### Direction
Render the material again word for word, skipping the pictures in it.

### Supplied data
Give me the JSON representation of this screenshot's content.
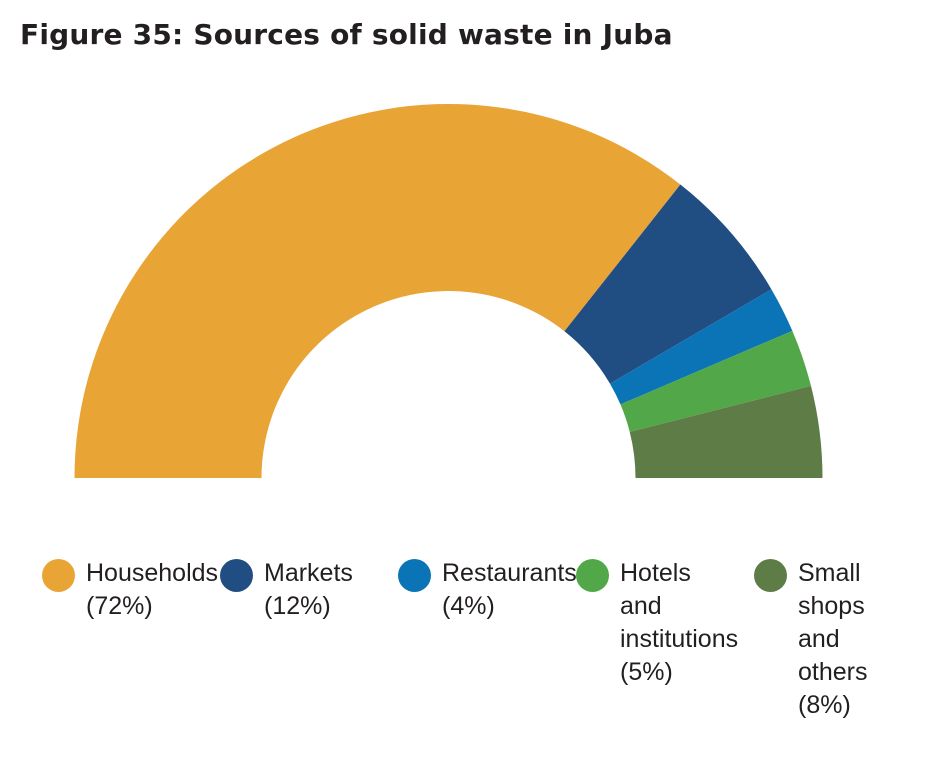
{
  "title": "Figure 35: Sources of solid waste in Juba",
  "chart_data": {
    "type": "pie",
    "variant": "half-donut",
    "title": "Figure 35: Sources of solid waste in Juba",
    "unit": "%",
    "slices": [
      {
        "label": "Households",
        "value": 72,
        "value_label": "(72%)",
        "color": "#E8A435"
      },
      {
        "label": "Markets",
        "value": 12,
        "value_label": "(12%)",
        "color": "#204E82"
      },
      {
        "label": "Restaurants",
        "value": 4,
        "value_label": "(4%)",
        "color": "#0A74B6"
      },
      {
        "label": "Hotels and institutions",
        "value": 5,
        "value_label": "(5%)",
        "color": "#52A848"
      },
      {
        "label": "Small shops and others",
        "value": 8,
        "value_label": "(8%)",
        "color": "#5D7C46"
      }
    ],
    "legend_position": "bottom"
  },
  "legend": [
    {
      "lines": [
        "Households",
        "(72%)"
      ]
    },
    {
      "lines": [
        "Markets",
        "(12%)"
      ]
    },
    {
      "lines": [
        "Restaurants",
        "(4%)"
      ]
    },
    {
      "lines": [
        "Hotels",
        "and",
        "institutions",
        "(5%)"
      ]
    },
    {
      "lines": [
        "Small",
        "shops",
        "and",
        "others",
        "(8%)"
      ]
    }
  ]
}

### Answer
Give me the JSON representation of this screenshot's content.
{
  "title": "Figure 35: Sources of solid waste in Juba",
  "chart_data": {
    "type": "pie",
    "variant": "half-donut",
    "title": "Figure 35: Sources of solid waste in Juba",
    "unit": "%",
    "slices": [
      {
        "label": "Households",
        "value": 72,
        "value_label": "(72%)",
        "color": "#E8A435"
      },
      {
        "label": "Markets",
        "value": 12,
        "value_label": "(12%)",
        "color": "#204E82"
      },
      {
        "label": "Restaurants",
        "value": 4,
        "value_label": "(4%)",
        "color": "#0A74B6"
      },
      {
        "label": "Hotels and institutions",
        "value": 5,
        "value_label": "(5%)",
        "color": "#52A848"
      },
      {
        "label": "Small shops and others",
        "value": 8,
        "value_label": "(8%)",
        "color": "#5D7C46"
      }
    ],
    "legend_position": "bottom"
  },
  "legend": [
    {
      "lines": [
        "Households",
        "(72%)"
      ]
    },
    {
      "lines": [
        "Markets",
        "(12%)"
      ]
    },
    {
      "lines": [
        "Restaurants",
        "(4%)"
      ]
    },
    {
      "lines": [
        "Hotels",
        "and",
        "institutions",
        "(5%)"
      ]
    },
    {
      "lines": [
        "Small",
        "shops",
        "and",
        "others",
        "(8%)"
      ]
    }
  ]
}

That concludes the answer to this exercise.